**Written task:**
Each line of the material below should be reproduced exactly.

**Record extracts:**
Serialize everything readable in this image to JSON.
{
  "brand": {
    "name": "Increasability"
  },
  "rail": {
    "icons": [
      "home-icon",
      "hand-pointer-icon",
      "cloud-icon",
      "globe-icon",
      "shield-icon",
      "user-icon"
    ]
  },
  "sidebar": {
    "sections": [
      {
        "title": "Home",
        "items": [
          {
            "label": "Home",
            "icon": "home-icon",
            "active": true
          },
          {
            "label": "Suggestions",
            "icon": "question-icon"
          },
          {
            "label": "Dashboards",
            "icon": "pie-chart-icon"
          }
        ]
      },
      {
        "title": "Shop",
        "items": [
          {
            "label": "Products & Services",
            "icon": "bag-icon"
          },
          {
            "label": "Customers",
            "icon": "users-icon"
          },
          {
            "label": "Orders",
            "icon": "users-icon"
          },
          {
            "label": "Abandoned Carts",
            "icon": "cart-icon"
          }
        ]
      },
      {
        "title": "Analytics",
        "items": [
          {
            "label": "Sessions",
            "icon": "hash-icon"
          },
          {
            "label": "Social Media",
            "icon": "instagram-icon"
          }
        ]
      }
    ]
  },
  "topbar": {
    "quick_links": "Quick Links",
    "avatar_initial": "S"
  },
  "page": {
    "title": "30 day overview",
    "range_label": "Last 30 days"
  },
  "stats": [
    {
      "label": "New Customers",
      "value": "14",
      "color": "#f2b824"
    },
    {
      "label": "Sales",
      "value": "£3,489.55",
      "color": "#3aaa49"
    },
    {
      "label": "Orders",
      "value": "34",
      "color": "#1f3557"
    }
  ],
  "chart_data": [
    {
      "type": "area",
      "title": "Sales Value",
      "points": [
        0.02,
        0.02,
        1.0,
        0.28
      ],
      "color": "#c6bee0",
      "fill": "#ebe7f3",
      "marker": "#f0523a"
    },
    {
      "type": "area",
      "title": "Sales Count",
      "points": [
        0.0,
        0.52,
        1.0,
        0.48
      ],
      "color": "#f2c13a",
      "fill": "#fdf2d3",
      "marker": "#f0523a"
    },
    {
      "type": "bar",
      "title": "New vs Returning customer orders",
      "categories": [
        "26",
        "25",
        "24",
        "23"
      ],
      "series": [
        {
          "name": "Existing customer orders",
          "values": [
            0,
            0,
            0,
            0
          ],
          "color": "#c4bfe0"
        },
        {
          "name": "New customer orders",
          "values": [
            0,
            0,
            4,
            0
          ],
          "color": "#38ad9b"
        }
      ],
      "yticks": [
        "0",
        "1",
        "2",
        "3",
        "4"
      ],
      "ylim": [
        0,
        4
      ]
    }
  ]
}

**Right answer:**
Serialize everything readable in this image to JSON.
{
  "brand": {
    "name": "Increasability"
  },
  "rail": {
    "icons": [
      "home-icon",
      "hand-pointer-icon",
      "cloud-icon",
      "globe-icon",
      "shield-icon",
      "user-icon"
    ]
  },
  "sidebar": {
    "sections": [
      {
        "title": "Home",
        "items": [
          {
            "label": "Home",
            "icon": "home-icon",
            "active": true
          },
          {
            "label": "Suggestions",
            "icon": "question-icon"
          },
          {
            "label": "Dashboards",
            "icon": "pie-chart-icon"
          }
        ]
      },
      {
        "title": "Shop",
        "items": [
          {
            "label": "Products & Services",
            "icon": "bag-icon"
          },
          {
            "label": "Customers",
            "icon": "users-icon"
          },
          {
            "label": "Orders",
            "icon": "users-icon"
          },
          {
            "label": "Abandoned Carts",
            "icon": "cart-icon"
          }
        ]
      },
      {
        "title": "Analytics",
        "items": [
          {
            "label": "Sessions",
            "icon": "hash-icon"
          },
          {
            "label": "Social Media",
            "icon": "instagram-icon"
          }
        ]
      }
    ]
  },
  "topbar": {
    "quick_links": "Quick Links",
    "avatar_initial": "S"
  },
  "page": {
    "title": "30 day overview",
    "range_label": "Last 30 days"
  },
  "stats": [
    {
      "label": "New Customers",
      "value": "14",
      "color": "#f2b824"
    },
    {
      "label": "Sales",
      "value": "£3,489.55",
      "color": "#3aaa49"
    },
    {
      "label": "Orders",
      "value": "34",
      "color": "#1f3557"
    }
  ],
  "chart_data": [
    {
      "type": "area",
      "title": "Sales Value",
      "points": [
        0.02,
        0.02,
        1.0,
        0.28
      ],
      "color": "#c6bee0",
      "fill": "#ebe7f3",
      "marker": "#f0523a"
    },
    {
      "type": "area",
      "title": "Sales Count",
      "points": [
        0.0,
        0.52,
        1.0,
        0.48
      ],
      "color": "#f2c13a",
      "fill": "#fdf2d3",
      "marker": "#f0523a"
    },
    {
      "type": "bar",
      "title": "New vs Returning customer orders",
      "categories": [
        "26",
        "25",
        "24",
        "23"
      ],
      "series": [
        {
          "name": "Existing customer orders",
          "values": [
            0,
            0,
            0,
            0
          ],
          "color": "#c4bfe0"
        },
        {
          "name": "New customer orders",
          "values": [
            0,
            0,
            4,
            0
          ],
          "color": "#38ad9b"
        }
      ],
      "yticks": [
        "0",
        "1",
        "2",
        "3",
        "4"
      ],
      "ylim": [
        0,
        4
      ]
    }
  ]
}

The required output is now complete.